Task to complete: Can you copy the rows word for word, starting with the line that contains "table-cell: 12.38381 bbox=[621, 882, 689, 897]" and going on through the line that contains "obs-outline-dots bbox=[592, 268, 652, 292]"?

Records shown:
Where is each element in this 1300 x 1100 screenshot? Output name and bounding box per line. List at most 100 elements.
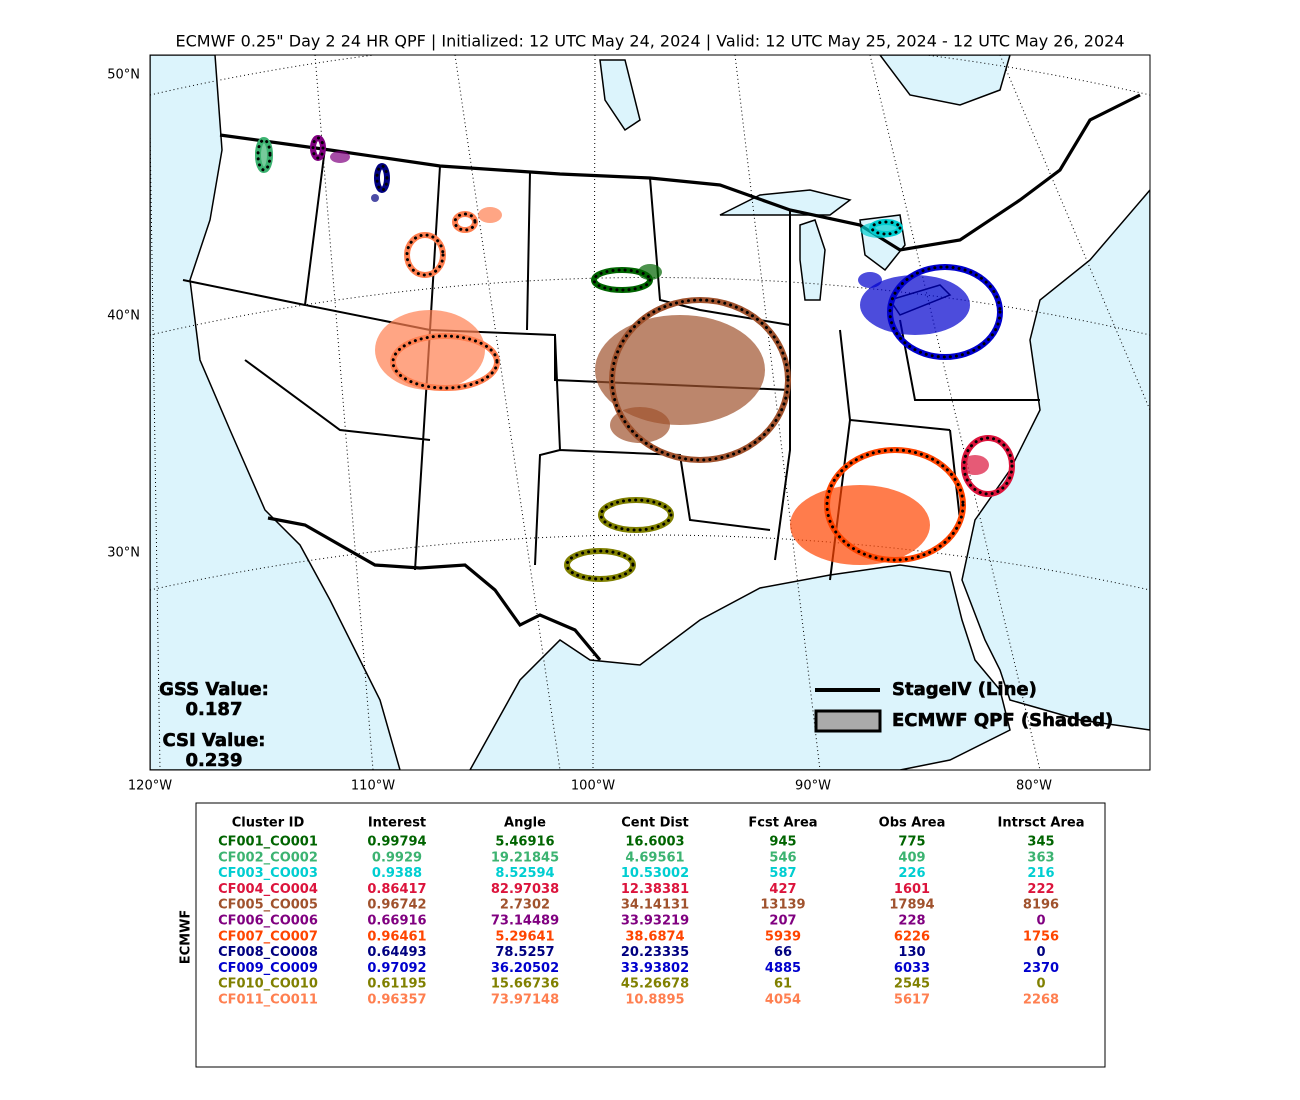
table-cell: 12.38381 bbox=[621, 882, 689, 897]
qpf-area bbox=[858, 272, 882, 288]
obs-outline-dots bbox=[610, 298, 790, 462]
lat-label: 50°N bbox=[107, 68, 140, 83]
table-cell: 45.26678 bbox=[621, 977, 689, 992]
obs-outline-dots bbox=[870, 220, 902, 236]
obs-outline-dots bbox=[592, 268, 652, 292]
column-header: Cluster ID bbox=[232, 816, 305, 831]
obs-outline-dots bbox=[405, 233, 445, 277]
table-cell: 61 bbox=[774, 977, 792, 992]
qpf-area bbox=[371, 194, 379, 202]
table-cell: 546 bbox=[769, 850, 796, 865]
table-cell: CF002_CO002 bbox=[218, 850, 318, 865]
obs-outline-dots bbox=[888, 265, 1002, 359]
table-cell: 38.6874 bbox=[625, 929, 684, 944]
table-cell: 4054 bbox=[765, 993, 801, 1008]
obs-outline-dots bbox=[453, 212, 477, 232]
table-cell: 0.9388 bbox=[372, 866, 422, 881]
obs-outline-dots bbox=[375, 164, 389, 192]
column-header: Cent Dist bbox=[621, 816, 689, 831]
table-cell: 5.46916 bbox=[495, 835, 554, 850]
table-frame bbox=[195, 802, 1106, 1068]
obs-outline-dots bbox=[311, 136, 325, 160]
table-cell: 0.96461 bbox=[367, 929, 426, 944]
table-cell: 345 bbox=[1027, 835, 1054, 850]
table-cell: 0 bbox=[1036, 945, 1045, 960]
lat-label: 30°N bbox=[107, 546, 140, 561]
pacific bbox=[150, 55, 401, 770]
column-header: Obs Area bbox=[879, 816, 946, 831]
title: ECMWF 0.25" Day 2 24 HR QPF | Initialize… bbox=[175, 32, 1124, 51]
table-cell: 4.69561 bbox=[625, 850, 684, 865]
table-cell: CF003_CO003 bbox=[218, 866, 318, 881]
obs-outline-dots bbox=[825, 448, 965, 562]
table-cell: 587 bbox=[769, 866, 796, 881]
table-cell: 775 bbox=[898, 835, 925, 850]
map-frame bbox=[149, 54, 1151, 771]
table-cell: 0.96742 bbox=[367, 898, 426, 913]
legend-label: ECMWF QPF (Shaded) bbox=[892, 710, 1113, 731]
scores: GSS Value: 0.187 CSI Value: 0.239 bbox=[159, 679, 269, 772]
table-cell: CF004_CO004 bbox=[218, 882, 318, 897]
table-cell: 228 bbox=[898, 914, 925, 929]
obs-outline-dots bbox=[962, 436, 1014, 496]
table-cell: 19.21845 bbox=[491, 850, 559, 865]
score-label: CSI Value: bbox=[163, 730, 266, 751]
lon-label: 100°W bbox=[571, 779, 615, 794]
table-cell: 2545 bbox=[894, 977, 930, 992]
us-mexico-border bbox=[267, 516, 602, 662]
qpf-area bbox=[595, 315, 765, 425]
table-cell: 216 bbox=[1027, 866, 1054, 881]
table-cell: 363 bbox=[1027, 850, 1054, 865]
table-cell: 0.61195 bbox=[367, 977, 426, 992]
table-cell: 16.6003 bbox=[625, 835, 684, 850]
table-cell: 2268 bbox=[1023, 993, 1059, 1008]
column-header: Interest bbox=[368, 816, 426, 831]
table-cell: 427 bbox=[769, 882, 796, 897]
table-cell: 5617 bbox=[894, 993, 930, 1008]
legend-box bbox=[814, 709, 882, 733]
table-side-label: ECMWF bbox=[179, 910, 194, 965]
table-cell: 10.53002 bbox=[621, 866, 689, 881]
table-cell: 82.97038 bbox=[491, 882, 559, 897]
lake-michigan bbox=[799, 219, 826, 301]
lat-label: 40°N bbox=[107, 309, 140, 324]
table-cell: 33.93802 bbox=[621, 961, 689, 976]
table-cell: 6033 bbox=[894, 961, 930, 976]
table-cell: CF005_CO005 bbox=[218, 898, 318, 913]
qpf-area bbox=[330, 151, 350, 163]
table-cell: CF010_CO010 bbox=[218, 977, 318, 992]
column-header: Fcst Area bbox=[748, 816, 817, 831]
obs-outline-dots bbox=[565, 549, 635, 581]
legend: StageIV (Line) ECMWF QPF (Shaded) bbox=[814, 679, 1114, 733]
table-cell: 1601 bbox=[894, 882, 930, 897]
table-cell: 66 bbox=[774, 945, 792, 960]
score-value: 0.187 bbox=[186, 699, 243, 720]
table-cell: 0 bbox=[1036, 914, 1045, 929]
table-cell: 33.93219 bbox=[621, 914, 689, 929]
table-cell: 73.97148 bbox=[491, 993, 559, 1008]
clusters bbox=[255, 135, 1015, 582]
score-value: 0.239 bbox=[186, 750, 243, 771]
table-cell: CF011_CO011 bbox=[218, 993, 318, 1008]
table-cell: 17894 bbox=[889, 898, 934, 913]
table-cell: 6226 bbox=[894, 929, 930, 944]
table-cell: CF006_CO006 bbox=[218, 914, 318, 929]
table-cell: 0.9929 bbox=[372, 850, 422, 865]
table-cell: 8196 bbox=[1023, 898, 1059, 913]
us-canada-border bbox=[219, 93, 1141, 252]
table-cell: 73.14489 bbox=[491, 914, 559, 929]
lon-label: 120°W bbox=[128, 779, 172, 794]
qpf-area bbox=[375, 310, 485, 390]
lake-winnipeg bbox=[599, 59, 641, 132]
score-label: GSS Value: bbox=[159, 679, 269, 700]
table-cell: 15.66736 bbox=[491, 977, 559, 992]
table-cell: 0.96357 bbox=[367, 993, 426, 1008]
table-cell: 8.52594 bbox=[495, 866, 554, 881]
table-cell: 222 bbox=[1027, 882, 1054, 897]
lake-superior bbox=[719, 189, 852, 216]
hudson bbox=[879, 55, 1011, 106]
table-cell: CF001_CO001 bbox=[218, 835, 318, 850]
table-cell: 13139 bbox=[760, 898, 805, 913]
table-cell: 5939 bbox=[765, 929, 801, 944]
table-cell: 1756 bbox=[1023, 929, 1059, 944]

Task output:
table-cell: 12.38381 bbox=[621, 882, 689, 897]
qpf-area bbox=[858, 272, 882, 288]
obs-outline-dots bbox=[610, 298, 790, 462]
lat-label: 50°N bbox=[107, 68, 140, 83]
table-cell: 45.26678 bbox=[621, 977, 689, 992]
obs-outline-dots bbox=[870, 220, 902, 236]
obs-outline-dots bbox=[592, 268, 652, 292]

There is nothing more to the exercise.